━━ Supplied material ━━

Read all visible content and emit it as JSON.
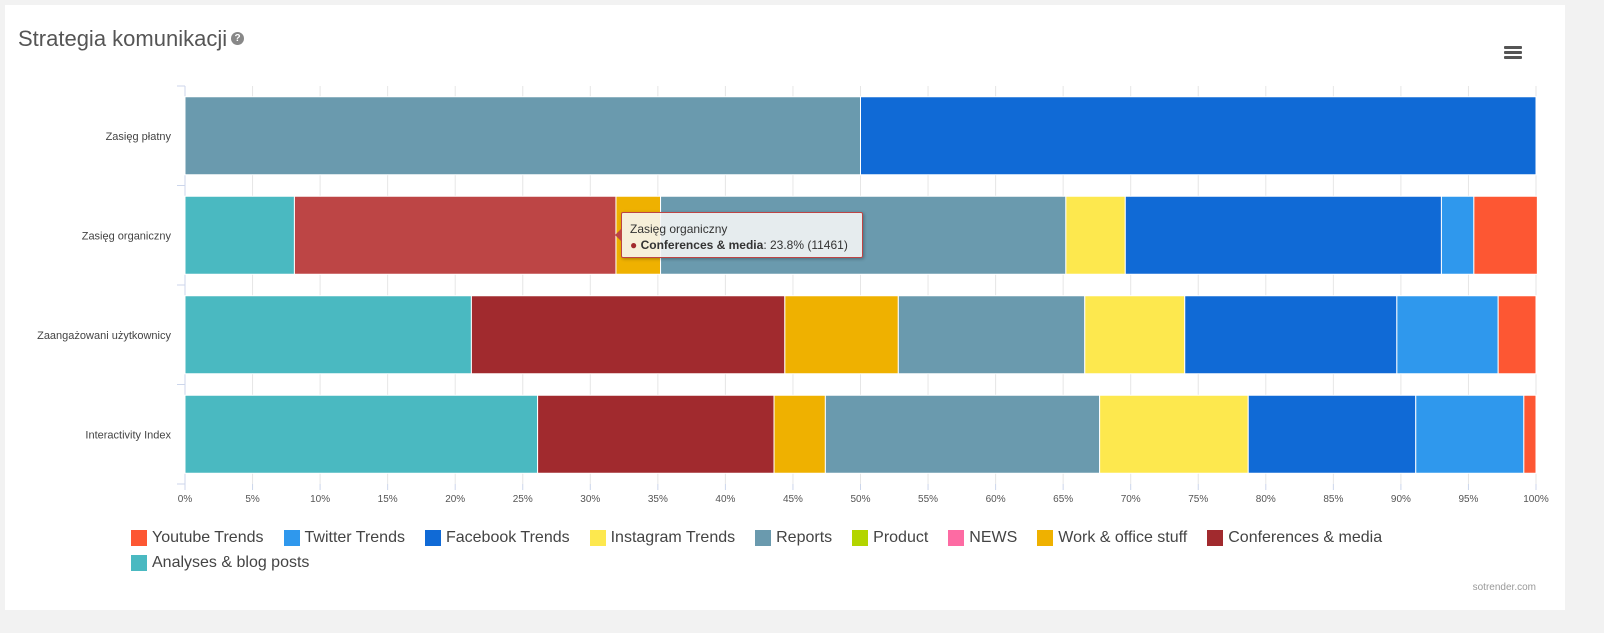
{
  "header": {
    "title": "Strategia komunikacji",
    "help_icon": "?"
  },
  "credit": "sotrender.com",
  "tooltip": {
    "category": "Zasięg organiczny",
    "series": "Conferences & media",
    "value": ": 23.8% (11461)"
  },
  "chart_data": {
    "type": "bar",
    "orientation": "horizontal",
    "stacking": "percent",
    "title": "Strategia komunikacji",
    "categories": [
      "Zasięg płatny",
      "Zasięg organiczny",
      "Zaangażowani użytkownicy",
      "Interactivity Index"
    ],
    "xlim": [
      0,
      100
    ],
    "xticks": [
      "0%",
      "5%",
      "10%",
      "15%",
      "20%",
      "25%",
      "30%",
      "35%",
      "40%",
      "45%",
      "50%",
      "55%",
      "60%",
      "65%",
      "70%",
      "75%",
      "80%",
      "85%",
      "90%",
      "95%",
      "100%"
    ],
    "legend_position": "bottom",
    "series": [
      {
        "name": "Youtube Trends",
        "color": "#fd5733",
        "values": [
          0,
          4.7,
          2.8,
          0.9
        ]
      },
      {
        "name": "Twitter Trends",
        "color": "#2f98ed",
        "values": [
          0,
          2.4,
          7.5,
          8.0
        ]
      },
      {
        "name": "Facebook Trends",
        "color": "#106ad6",
        "values": [
          50,
          23.4,
          15.7,
          12.4
        ]
      },
      {
        "name": "Instagram Trends",
        "color": "#fde84e",
        "values": [
          0,
          4.4,
          7.4,
          11.0
        ]
      },
      {
        "name": "Reports",
        "color": "#6a9aae",
        "values": [
          50,
          30.0,
          13.8,
          20.3
        ]
      },
      {
        "name": "Product",
        "color": "#b3d500",
        "values": [
          0,
          0,
          0,
          0
        ]
      },
      {
        "name": "NEWS",
        "color": "#fd6ba3",
        "values": [
          0,
          0,
          0,
          0
        ]
      },
      {
        "name": "Work & office stuff",
        "color": "#efb100",
        "values": [
          0,
          3.3,
          8.4,
          3.8
        ]
      },
      {
        "name": "Conferences & media",
        "color": "#a12a2e",
        "values": [
          0,
          23.8,
          23.2,
          17.5
        ]
      },
      {
        "name": "Analyses & blog posts",
        "color": "#4ab9c1",
        "values": [
          0,
          8.1,
          21.2,
          26.1
        ]
      }
    ]
  }
}
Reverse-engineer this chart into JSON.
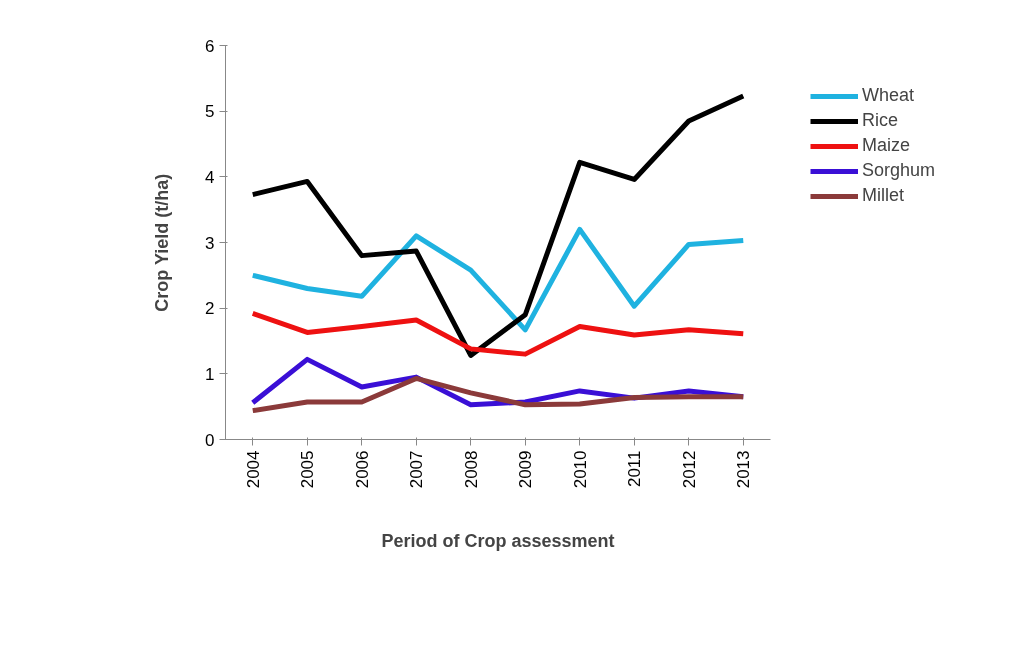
{
  "chart_data": {
    "type": "line",
    "xlabel": "Period of Crop assessment",
    "ylabel": "Crop Yield (t/ha)",
    "categories": [
      "2004",
      "2005",
      "2006",
      "2007",
      "2008",
      "2009",
      "2010",
      "2011",
      "2012",
      "2013"
    ],
    "ylim": [
      0,
      6
    ],
    "yticks": [
      0,
      1,
      2,
      3,
      4,
      5,
      6
    ],
    "grid": false,
    "legend": "right",
    "marker": "none",
    "line_style": "solid",
    "series": [
      {
        "name": "Wheat",
        "color": "#1fb2e0",
        "values": [
          2.5,
          2.3,
          2.18,
          3.1,
          2.58,
          1.67,
          3.2,
          2.03,
          2.97,
          3.03
        ]
      },
      {
        "name": "Rice",
        "color": "#000000",
        "values": [
          3.73,
          3.93,
          2.8,
          2.87,
          1.28,
          1.9,
          4.22,
          3.96,
          4.85,
          5.23
        ]
      },
      {
        "name": "Maize",
        "color": "#ee1111",
        "values": [
          1.92,
          1.63,
          1.72,
          1.82,
          1.38,
          1.3,
          1.72,
          1.59,
          1.67,
          1.61
        ]
      },
      {
        "name": "Sorghum",
        "color": "#3a0fd6",
        "values": [
          0.56,
          1.22,
          0.8,
          0.95,
          0.53,
          0.57,
          0.74,
          0.63,
          0.74,
          0.65
        ]
      },
      {
        "name": "Millet",
        "color": "#8b3a3a",
        "values": [
          0.44,
          0.57,
          0.57,
          0.93,
          0.71,
          0.53,
          0.54,
          0.64,
          0.65,
          0.65
        ]
      }
    ]
  }
}
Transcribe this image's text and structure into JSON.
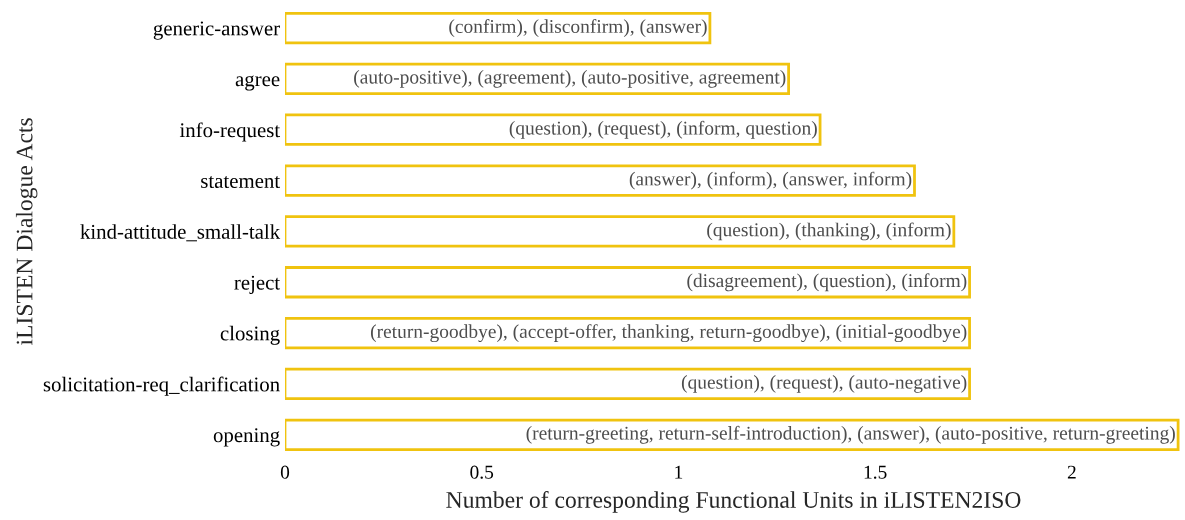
{
  "chart_data": {
    "type": "bar",
    "orientation": "horizontal",
    "xlabel": "Number of corresponding Functional Units in iLISTEN2ISO",
    "ylabel": "iLISTEN Dialogue Acts",
    "categories": [
      "generic-answer",
      "agree",
      "info-request",
      "statement",
      "kind-attitude_small-talk",
      "reject",
      "closing",
      "solicitation-req_clarification",
      "opening"
    ],
    "values": [
      1.08,
      1.28,
      1.36,
      1.6,
      1.7,
      1.74,
      1.74,
      1.74,
      2.27
    ],
    "value_labels": [
      "(confirm), (disconfirm), (answer)",
      "(auto-positive), (agreement), (auto-positive, agreement)",
      "(question), (request), (inform, question)",
      "(answer), (inform), (answer, inform)",
      "(question), (thanking), (inform)",
      "(disagreement), (question), (inform)",
      "(return-goodbye), (accept-offer, thanking, return-goodbye), (initial-goodbye)",
      "(question), (request), (auto-negative)",
      "(return-greeting, return-self-introduction), (answer), (auto-positive, return-greeting)"
    ],
    "color": "#f0c30f",
    "xlim": [
      0,
      2.28
    ],
    "xticks": [
      0,
      0.5,
      1,
      1.5,
      2
    ],
    "grid": false,
    "legend": false
  }
}
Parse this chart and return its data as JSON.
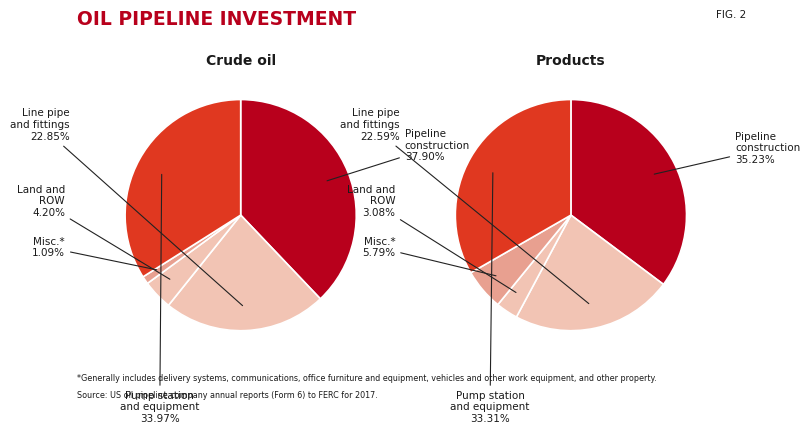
{
  "title": "OIL PIPELINE INVESTMENT",
  "fig_label": "FIG. 2",
  "crude_oil_title": "Crude oil",
  "products_title": "Products",
  "crude_oil": {
    "values": [
      37.9,
      22.85,
      4.2,
      1.09,
      33.97
    ],
    "colors": [
      "#b8001c",
      "#f2c4b4",
      "#f2c4b4",
      "#e8a090",
      "#e03820"
    ]
  },
  "products": {
    "values": [
      35.23,
      22.59,
      3.08,
      5.79,
      33.31
    ],
    "colors": [
      "#b8001c",
      "#f2c4b4",
      "#f2c4b4",
      "#e8a090",
      "#e03820"
    ]
  },
  "footnote_line1": "*Generally includes delivery systems, communications, office furniture and equipment, vehicles and other work equipment, and other property.",
  "footnote_line2": "Source: US oil pipeline company annual reports (Form 6) to FERC for 2017.",
  "bg_color": "#ffffff",
  "title_color": "#b8001c",
  "text_color": "#1a1a1a"
}
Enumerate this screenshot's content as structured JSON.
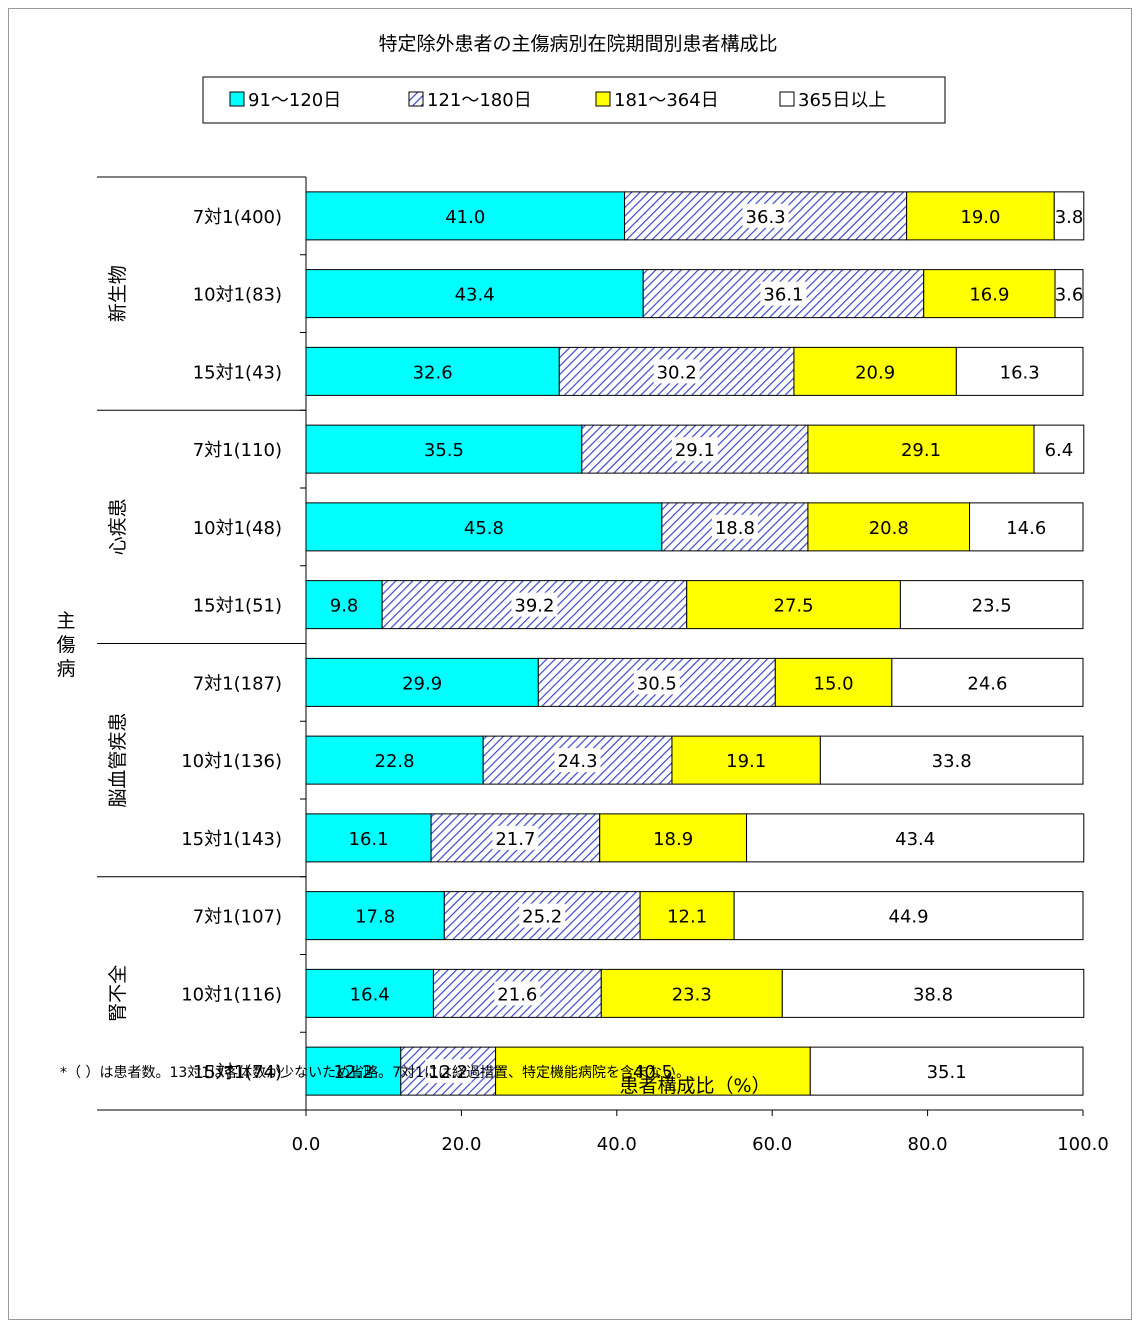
{
  "chart_data": {
    "type": "bar",
    "orientation": "horizontal",
    "stacked": true,
    "title": "特定除外患者の主傷病別在院期間別患者構成比",
    "xlabel": "患者構成比（%）",
    "ylabel": "主傷病",
    "xlim": [
      0,
      100
    ],
    "x_ticks": [
      "0.0",
      "20.0",
      "40.0",
      "60.0",
      "80.0",
      "100.0"
    ],
    "legend_position": "top",
    "groups": [
      {
        "name": "新生物",
        "rows": [
          {
            "label": "7対1(400)",
            "values": [
              41.0,
              36.3,
              19.0,
              3.8
            ]
          },
          {
            "label": "10対1(83)",
            "values": [
              43.4,
              36.1,
              16.9,
              3.6
            ]
          },
          {
            "label": "15対1(43)",
            "values": [
              32.6,
              30.2,
              20.9,
              16.3
            ]
          }
        ]
      },
      {
        "name": "心疾患",
        "rows": [
          {
            "label": "7対1(110)",
            "values": [
              35.5,
              29.1,
              29.1,
              6.4
            ]
          },
          {
            "label": "10対1(48)",
            "values": [
              45.8,
              18.8,
              20.8,
              14.6
            ]
          },
          {
            "label": "15対1(51)",
            "values": [
              9.8,
              39.2,
              27.5,
              23.5
            ]
          }
        ]
      },
      {
        "name": "脳血管疾患",
        "rows": [
          {
            "label": "7対1(187)",
            "values": [
              29.9,
              30.5,
              15.0,
              24.6
            ]
          },
          {
            "label": "10対1(136)",
            "values": [
              22.8,
              24.3,
              19.1,
              33.8
            ]
          },
          {
            "label": "15対1(143)",
            "values": [
              16.1,
              21.7,
              18.9,
              43.4
            ]
          }
        ]
      },
      {
        "name": "腎不全",
        "rows": [
          {
            "label": "7対1(107)",
            "values": [
              17.8,
              25.2,
              12.1,
              44.9
            ]
          },
          {
            "label": "10対1(116)",
            "values": [
              16.4,
              21.6,
              23.3,
              38.8
            ]
          },
          {
            "label": "15対1(74)",
            "values": [
              12.2,
              12.2,
              40.5,
              35.1
            ]
          }
        ]
      }
    ],
    "series": [
      {
        "name": "91〜120日",
        "color": "#00FFFF",
        "pattern": "solid"
      },
      {
        "name": "121〜180日",
        "color": "#3333CC",
        "pattern": "hatch"
      },
      {
        "name": "181〜364日",
        "color": "#FFFF00",
        "pattern": "solid"
      },
      {
        "name": "365日以上",
        "color": "#FFFFFF",
        "pattern": "solid"
      }
    ]
  },
  "footnote": "*（ ）は患者数。13対1は客体数が少ないため省略。7対1には経過措置、特定機能病院を含まない。"
}
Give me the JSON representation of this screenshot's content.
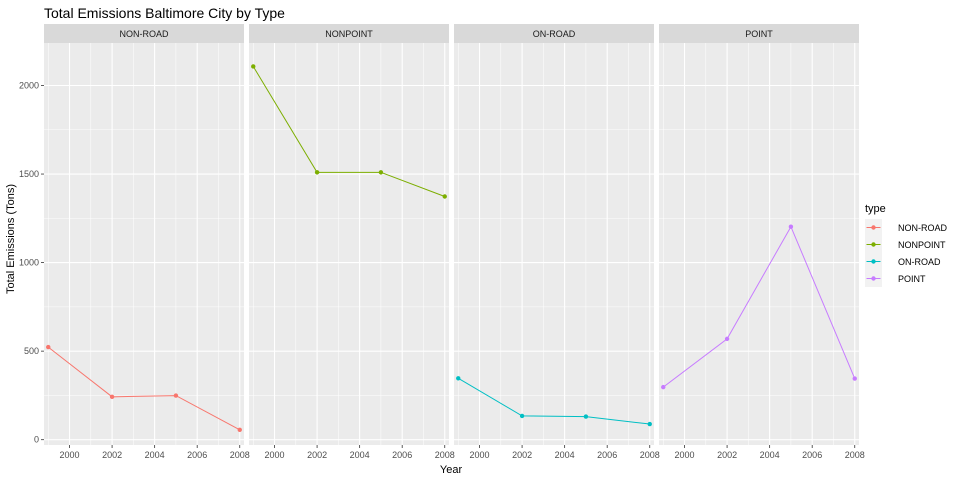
{
  "chart_data": {
    "type": "line",
    "title": "Total Emissions Baltimore City by Type",
    "xlabel": "Year",
    "ylabel": "Total Emissions (Tons)",
    "x": [
      1999,
      2002,
      2005,
      2008
    ],
    "xlim": [
      1998.8,
      2008.2
    ],
    "ylim": [
      -30,
      2240
    ],
    "x_ticks": [
      2000,
      2002,
      2004,
      2006,
      2008
    ],
    "y_ticks": [
      0,
      500,
      1000,
      1500,
      2000
    ],
    "grid": true,
    "legend_position": "right",
    "legend_title": "type",
    "series": [
      {
        "name": "NON-ROAD",
        "color": "#F8766D",
        "values": [
          522.9,
          242.0,
          248.9,
          55.8
        ]
      },
      {
        "name": "NONPOINT",
        "color": "#7CAE00",
        "values": [
          2107.6,
          1509.5,
          1509.5,
          1373.2
        ]
      },
      {
        "name": "ON-ROAD",
        "color": "#00BFC4",
        "values": [
          346.8,
          134.3,
          130.4,
          88.3
        ]
      },
      {
        "name": "POINT",
        "color": "#C77CFF",
        "values": [
          296.8,
          569.3,
          1202.5,
          344.98
        ]
      }
    ]
  }
}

━━━

--- Problem description ---
Your task is to gather every line with the word "right" and copy it.

--- Answer to this problem ---
    "legend": "right",
    "legend_position": "right",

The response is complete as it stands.